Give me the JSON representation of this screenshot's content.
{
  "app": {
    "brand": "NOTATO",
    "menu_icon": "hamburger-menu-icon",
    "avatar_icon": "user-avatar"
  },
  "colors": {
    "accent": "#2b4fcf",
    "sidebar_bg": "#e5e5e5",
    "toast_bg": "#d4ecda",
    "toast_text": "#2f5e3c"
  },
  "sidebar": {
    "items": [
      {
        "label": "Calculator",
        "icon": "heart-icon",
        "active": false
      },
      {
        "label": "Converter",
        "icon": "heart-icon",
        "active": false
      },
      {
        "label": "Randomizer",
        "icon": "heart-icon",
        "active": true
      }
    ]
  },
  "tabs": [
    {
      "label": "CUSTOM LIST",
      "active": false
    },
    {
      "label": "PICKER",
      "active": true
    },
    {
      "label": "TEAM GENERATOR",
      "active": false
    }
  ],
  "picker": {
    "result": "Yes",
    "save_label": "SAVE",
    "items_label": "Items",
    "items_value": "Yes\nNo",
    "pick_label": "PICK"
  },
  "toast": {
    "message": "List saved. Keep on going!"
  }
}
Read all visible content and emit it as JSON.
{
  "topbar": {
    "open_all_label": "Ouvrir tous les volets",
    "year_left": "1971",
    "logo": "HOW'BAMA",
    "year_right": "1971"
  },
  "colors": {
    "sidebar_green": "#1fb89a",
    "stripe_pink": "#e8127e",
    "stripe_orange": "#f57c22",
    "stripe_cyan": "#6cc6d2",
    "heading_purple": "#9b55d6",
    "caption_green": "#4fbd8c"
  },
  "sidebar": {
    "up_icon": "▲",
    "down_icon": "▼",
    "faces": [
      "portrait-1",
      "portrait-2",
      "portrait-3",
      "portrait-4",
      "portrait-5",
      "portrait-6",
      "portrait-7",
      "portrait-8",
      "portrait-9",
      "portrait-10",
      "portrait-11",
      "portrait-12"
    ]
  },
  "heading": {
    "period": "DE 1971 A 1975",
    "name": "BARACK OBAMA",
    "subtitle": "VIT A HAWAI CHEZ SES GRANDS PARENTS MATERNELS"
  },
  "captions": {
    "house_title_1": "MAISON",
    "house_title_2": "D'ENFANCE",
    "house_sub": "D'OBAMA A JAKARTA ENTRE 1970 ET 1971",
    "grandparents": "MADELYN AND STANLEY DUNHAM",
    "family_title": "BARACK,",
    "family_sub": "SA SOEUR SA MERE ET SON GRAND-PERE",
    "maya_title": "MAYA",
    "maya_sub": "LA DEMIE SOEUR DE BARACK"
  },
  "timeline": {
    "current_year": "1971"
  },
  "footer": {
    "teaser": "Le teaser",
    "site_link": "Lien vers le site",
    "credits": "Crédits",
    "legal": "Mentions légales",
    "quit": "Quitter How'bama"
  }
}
━━━━━━━━━━
**Task directions:** Write out the records shown above, exactly as they appear.

**Expected answer:**
Give me the JSON representation of this screenshot's content.
{
  "app": {
    "brand": "NOTATO",
    "menu_icon": "hamburger-menu-icon",
    "avatar_icon": "user-avatar"
  },
  "colors": {
    "accent": "#2b4fcf",
    "sidebar_bg": "#e5e5e5",
    "toast_bg": "#d4ecda",
    "toast_text": "#2f5e3c"
  },
  "sidebar": {
    "items": [
      {
        "label": "Calculator",
        "icon": "heart-icon",
        "active": false
      },
      {
        "label": "Converter",
        "icon": "heart-icon",
        "active": false
      },
      {
        "label": "Randomizer",
        "icon": "heart-icon",
        "active": true
      }
    ]
  },
  "tabs": [
    {
      "label": "CUSTOM LIST",
      "active": false
    },
    {
      "label": "PICKER",
      "active": true
    },
    {
      "label": "TEAM GENERATOR",
      "active": false
    }
  ],
  "picker": {
    "result": "Yes",
    "save_label": "SAVE",
    "items_label": "Items",
    "items_value": "Yes\nNo",
    "pick_label": "PICK"
  },
  "toast": {
    "message": "List saved. Keep on going!"
  }
}
Read all visible content and emit it as JSON.
{
  "topbar": {
    "open_all_label": "Ouvrir tous les volets",
    "year_left": "1971",
    "logo": "HOW'BAMA",
    "year_right": "1971"
  },
  "colors": {
    "sidebar_green": "#1fb89a",
    "stripe_pink": "#e8127e",
    "stripe_orange": "#f57c22",
    "stripe_cyan": "#6cc6d2",
    "heading_purple": "#9b55d6",
    "caption_green": "#4fbd8c"
  },
  "sidebar": {
    "up_icon": "▲",
    "down_icon": "▼",
    "faces": [
      "portrait-1",
      "portrait-2",
      "portrait-3",
      "portrait-4",
      "portrait-5",
      "portrait-6",
      "portrait-7",
      "portrait-8",
      "portrait-9",
      "portrait-10",
      "portrait-11",
      "portrait-12"
    ]
  },
  "heading": {
    "period": "DE 1971 A 1975",
    "name": "BARACK OBAMA",
    "subtitle": "VIT A HAWAI CHEZ SES GRANDS PARENTS MATERNELS"
  },
  "captions": {
    "house_title_1": "MAISON",
    "house_title_2": "D'ENFANCE",
    "house_sub": "D'OBAMA A JAKARTA ENTRE 1970 ET 1971",
    "grandparents": "MADELYN AND STANLEY DUNHAM",
    "family_title": "BARACK,",
    "family_sub": "SA SOEUR SA MERE ET SON GRAND-PERE",
    "maya_title": "MAYA",
    "maya_sub": "LA DEMIE SOEUR DE BARACK"
  },
  "timeline": {
    "current_year": "1971"
  },
  "footer": {
    "teaser": "Le teaser",
    "site_link": "Lien vers le site",
    "credits": "Crédits",
    "legal": "Mentions légales",
    "quit": "Quitter How'bama"
  }
}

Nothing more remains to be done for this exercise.